Dataset items
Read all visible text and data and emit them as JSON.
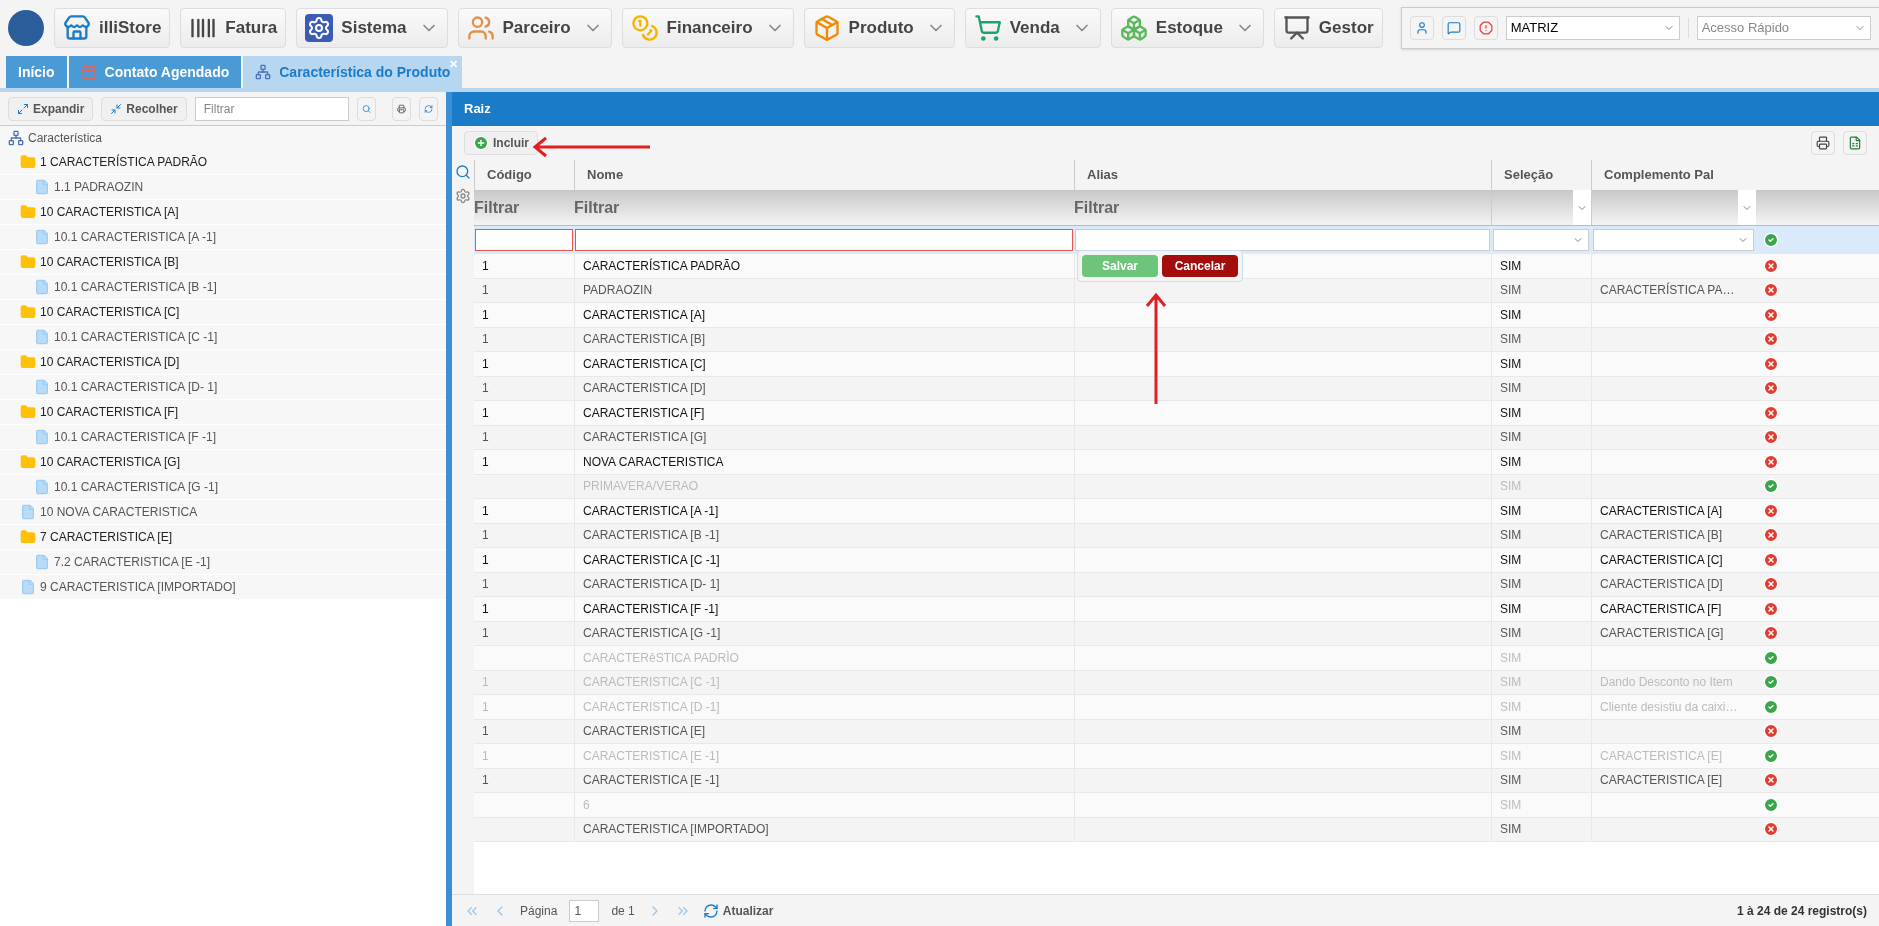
{
  "nav": [
    {
      "label": "illiStore",
      "dropdown": false
    },
    {
      "label": "Fatura",
      "dropdown": false
    },
    {
      "label": "Sistema",
      "dropdown": true
    },
    {
      "label": "Parceiro",
      "dropdown": true
    },
    {
      "label": "Financeiro",
      "dropdown": true
    },
    {
      "label": "Produto",
      "dropdown": true
    },
    {
      "label": "Venda",
      "dropdown": true
    },
    {
      "label": "Estoque",
      "dropdown": true
    },
    {
      "label": "Gestor",
      "dropdown": false
    }
  ],
  "quick": {
    "branch": "MATRIZ",
    "quick_access_placeholder": "Acesso Rápido"
  },
  "tabs": [
    {
      "label": "Início",
      "selected": false
    },
    {
      "label": "Contato Agendado",
      "selected": false
    },
    {
      "label": "Característica do Produto",
      "selected": true,
      "close": "✕"
    }
  ],
  "tree_toolbar": {
    "expand": "Expandir",
    "collapse": "Recolher",
    "filter_placeholder": "Filtrar"
  },
  "tree": {
    "label": "Característica",
    "children": [
      {
        "label": "1 CARACTERÍSTICA PADRÃO",
        "kind": "folder",
        "children": [
          {
            "label": "1.1 PADRAOZIN",
            "kind": "file"
          }
        ]
      },
      {
        "label": "10 CARACTERISTICA [A]",
        "kind": "folder",
        "children": [
          {
            "label": "10.1 CARACTERISTICA [A -1]",
            "kind": "file"
          }
        ]
      },
      {
        "label": "10 CARACTERISTICA [B]",
        "kind": "folder",
        "children": [
          {
            "label": "10.1 CARACTERISTICA [B -1]",
            "kind": "file"
          }
        ]
      },
      {
        "label": "10 CARACTERISTICA [C]",
        "kind": "folder",
        "children": [
          {
            "label": "10.1 CARACTERISTICA [C -1]",
            "kind": "file"
          }
        ]
      },
      {
        "label": "10 CARACTERISTICA [D]",
        "kind": "folder",
        "children": [
          {
            "label": "10.1 CARACTERISTICA [D- 1]",
            "kind": "file"
          }
        ]
      },
      {
        "label": "10 CARACTERISTICA [F]",
        "kind": "folder",
        "children": [
          {
            "label": "10.1 CARACTERISTICA [F -1]",
            "kind": "file"
          }
        ]
      },
      {
        "label": "10 CARACTERISTICA [G]",
        "kind": "folder",
        "children": [
          {
            "label": "10.1 CARACTERISTICA [G -1]",
            "kind": "file"
          }
        ]
      },
      {
        "label": "10 NOVA CARACTERISTICA",
        "kind": "file"
      },
      {
        "label": "7 CARACTERISTICA [E]",
        "kind": "folder",
        "children": [
          {
            "label": "7.2 CARACTERISTICA [E -1]",
            "kind": "file"
          }
        ]
      },
      {
        "label": "9 CARACTERISTICA [IMPORTADO]",
        "kind": "file"
      }
    ]
  },
  "panel": {
    "title": "Raiz",
    "add_button": "Incluir",
    "save_button": "Salvar",
    "cancel_button": "Cancelar"
  },
  "table": {
    "columns": [
      "Código",
      "Nome",
      "Alias",
      "Seleção",
      "Complemento Pal"
    ],
    "filter_labels": [
      "Filtrar",
      "Filtrar",
      "Filtrar"
    ],
    "rows": [
      {
        "code": "1",
        "name": "CARACTERÍSTICA PADRÃO",
        "selection": "SIM",
        "complement": "",
        "active": true
      },
      {
        "code": "1",
        "name": "PADRAOZIN",
        "selection": "SIM",
        "complement": "CARACTERÍSTICA PA…",
        "active": true
      },
      {
        "code": "1",
        "name": "CARACTERISTICA [A]",
        "selection": "SIM",
        "complement": "",
        "active": true
      },
      {
        "code": "1",
        "name": "CARACTERISTICA [B]",
        "selection": "SIM",
        "complement": "",
        "active": true
      },
      {
        "code": "1",
        "name": "CARACTERISTICA [C]",
        "selection": "SIM",
        "complement": "",
        "active": true
      },
      {
        "code": "1",
        "name": "CARACTERISTICA [D]",
        "selection": "SIM",
        "complement": "",
        "active": true
      },
      {
        "code": "1",
        "name": "CARACTERISTICA [F]",
        "selection": "SIM",
        "complement": "",
        "active": true
      },
      {
        "code": "1",
        "name": "CARACTERISTICA [G]",
        "selection": "SIM",
        "complement": "",
        "active": true
      },
      {
        "code": "1",
        "name": "NOVA CARACTERISTICA",
        "selection": "SIM",
        "complement": "",
        "active": true
      },
      {
        "code": "",
        "name": "PRIMAVERA/VERAO",
        "selection": "SIM",
        "complement": "",
        "active": false
      },
      {
        "code": "1",
        "name": "CARACTERISTICA [A -1]",
        "selection": "SIM",
        "complement": "CARACTERISTICA [A]",
        "active": true
      },
      {
        "code": "1",
        "name": "CARACTERISTICA [B -1]",
        "selection": "SIM",
        "complement": "CARACTERISTICA [B]",
        "active": true
      },
      {
        "code": "1",
        "name": "CARACTERISTICA [C -1]",
        "selection": "SIM",
        "complement": "CARACTERISTICA [C]",
        "active": true
      },
      {
        "code": "1",
        "name": "CARACTERISTICA [D- 1]",
        "selection": "SIM",
        "complement": "CARACTERISTICA [D]",
        "active": true
      },
      {
        "code": "1",
        "name": "CARACTERISTICA [F -1]",
        "selection": "SIM",
        "complement": "CARACTERISTICA [F]",
        "active": true
      },
      {
        "code": "1",
        "name": "CARACTERISTICA [G -1]",
        "selection": "SIM",
        "complement": "CARACTERISTICA [G]",
        "active": true
      },
      {
        "code": "",
        "name": "CARACTERêSTICA PADRÌO",
        "selection": "SIM",
        "complement": "",
        "active": false
      },
      {
        "code": "1",
        "name": "CARACTERISTICA [C -1]",
        "selection": "SIM",
        "complement": "Dando Desconto no Item",
        "active": false
      },
      {
        "code": "1",
        "name": "CARACTERISTICA [D -1]",
        "selection": "SIM",
        "complement": "Cliente desistiu da caixi…",
        "active": false
      },
      {
        "code": "1",
        "name": "CARACTERISTICA [E]",
        "selection": "SIM",
        "complement": "",
        "active": true
      },
      {
        "code": "1",
        "name": "CARACTERISTICA [E -1]",
        "selection": "SIM",
        "complement": "CARACTERISTICA [E]",
        "active": false
      },
      {
        "code": "1",
        "name": "CARACTERISTICA [E -1]",
        "selection": "SIM",
        "complement": "CARACTERISTICA [E]",
        "active": true
      },
      {
        "code": "",
        "name": "6",
        "selection": "SIM",
        "complement": "",
        "active": false
      },
      {
        "code": "",
        "name": "CARACTERISTICA [IMPORTADO]",
        "selection": "SIM",
        "complement": "",
        "active": true
      }
    ]
  },
  "pager": {
    "page_label": "Página",
    "page": "1",
    "of": "de 1",
    "refresh": "Atualizar",
    "summary": "1 à 24 de 24 registro(s)"
  }
}
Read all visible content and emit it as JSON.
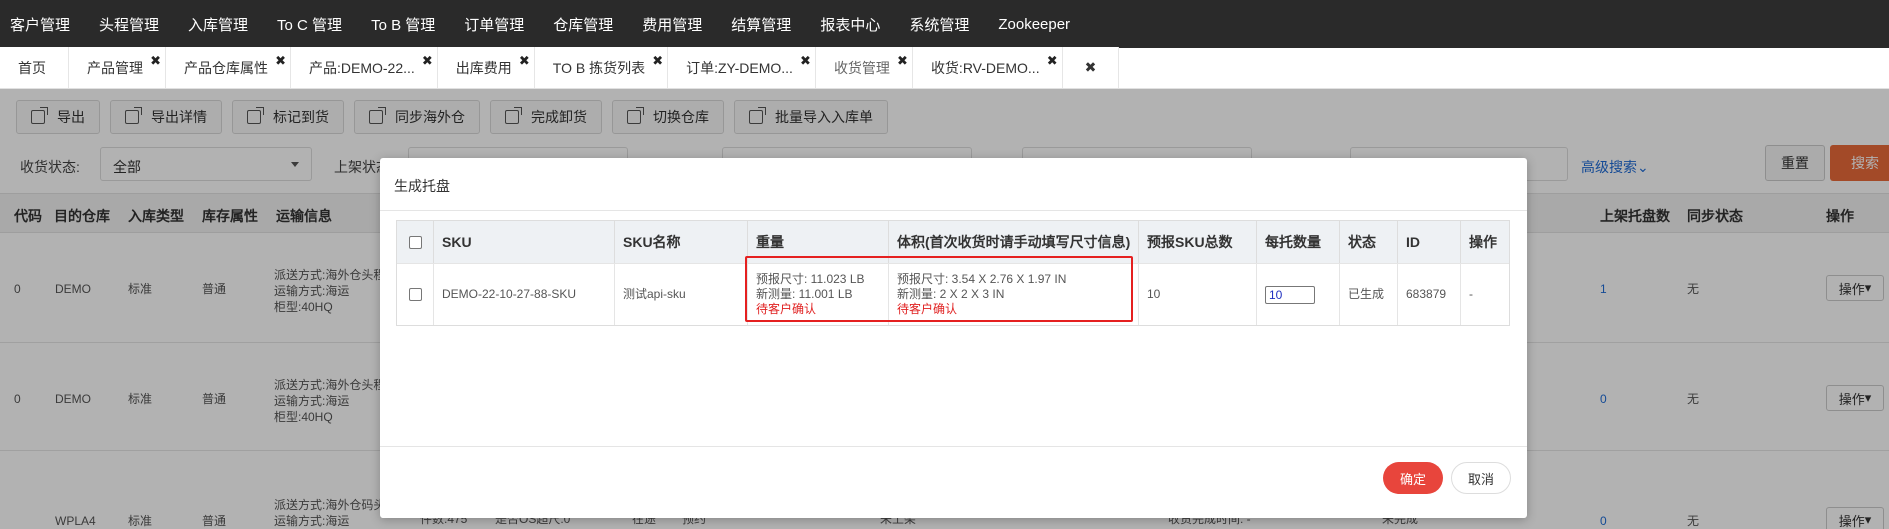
{
  "topnav": [
    "客户管理",
    "头程管理",
    "入库管理",
    "To C 管理",
    "To B 管理",
    "订单管理",
    "仓库管理",
    "费用管理",
    "结算管理",
    "报表中心",
    "系统管理",
    "Zookeeper"
  ],
  "tabs": [
    {
      "label": "首页",
      "closable": false
    },
    {
      "label": "产品管理",
      "closable": true
    },
    {
      "label": "产品仓库属性",
      "closable": true
    },
    {
      "label": "产品:DEMO-22...",
      "closable": true
    },
    {
      "label": "出库费用",
      "closable": true
    },
    {
      "label": "TO B 拣货列表",
      "closable": true
    },
    {
      "label": "订单:ZY-DEMO...",
      "closable": true
    },
    {
      "label": "收货管理",
      "closable": true,
      "active": true
    },
    {
      "label": "收货:RV-DEMO...",
      "closable": true
    }
  ],
  "close_all": "✖",
  "toolbar": [
    "导出",
    "导出详情",
    "标记到货",
    "同步海外仓",
    "完成卸货",
    "切换仓库",
    "批量导入入库单"
  ],
  "filters": {
    "status_label": "收货状态:",
    "status_value": "全部",
    "shelf_label": "上架状态",
    "advanced": "高级搜索",
    "reset": "重置",
    "search": "搜索"
  },
  "bg_table": {
    "headers": [
      "代码",
      "目的仓库",
      "入库类型",
      "库存属性",
      "运输信息",
      "上架托盘数",
      "同步状态",
      "操作"
    ],
    "rows": [
      {
        "code": "0",
        "warehouse": "DEMO",
        "type": "标准",
        "attr": "普通",
        "ship1": "派送方式:海外仓头程",
        "ship2": "运输方式:海运",
        "ship3": "柜型:40HQ",
        "pallets": "1",
        "sync": "无",
        "op": "操作"
      },
      {
        "code": "0",
        "warehouse": "DEMO",
        "type": "标准",
        "attr": "普通",
        "ship1": "派送方式:海外仓头程",
        "ship2": "运输方式:海运",
        "ship3": "柜型:40HQ",
        "pallets": "0",
        "sync": "无",
        "op": "操作"
      },
      {
        "code": "",
        "warehouse": "WPLA4",
        "type": "标准",
        "attr": "普通",
        "ship1": "派送方式:海外仓码头",
        "ship2": "运输方式:海运",
        "ship3": "",
        "pallets": "0",
        "sync": "无",
        "op": "操作",
        "extra1": "件数:475",
        "extra2": "是否OS超尺:0",
        "extra3": "在途",
        "extra4": "预约",
        "extra5": "未上架",
        "extra6": "未完成",
        "extra7": "收货完成时间: -"
      }
    ]
  },
  "modal": {
    "title": "生成托盘",
    "headers": [
      "SKU",
      "SKU名称",
      "重量",
      "体积(首次收货时请手动填写尺寸信息)",
      "预报SKU总数",
      "每托数量",
      "状态",
      "ID",
      "操作"
    ],
    "row": {
      "sku": "DEMO-22-10-27-88-SKU",
      "name": "测试api-sku",
      "weight_forecast": "预报尺寸: 11.023 LB",
      "weight_measured": "新测量: 11.001 LB",
      "weight_status": "待客户确认",
      "volume_forecast": "预报尺寸: 3.54 X 2.76 X 1.97 IN",
      "volume_measured": "新测量: 2 X 2 X 3 IN",
      "volume_status": "待客户确认",
      "total": "10",
      "per_pallet": "10",
      "status": "已生成",
      "id": "683879",
      "op": "-"
    },
    "ok": "确定",
    "cancel": "取消"
  }
}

→ REQUIREMENT
Please list every line of the records that contains "NOVA".

→ SOLUTION TO THIS EXERCISE
        "label": "10 NOVA CARACTERISTICA",
        "name": "NOVA CARACTERISTICA",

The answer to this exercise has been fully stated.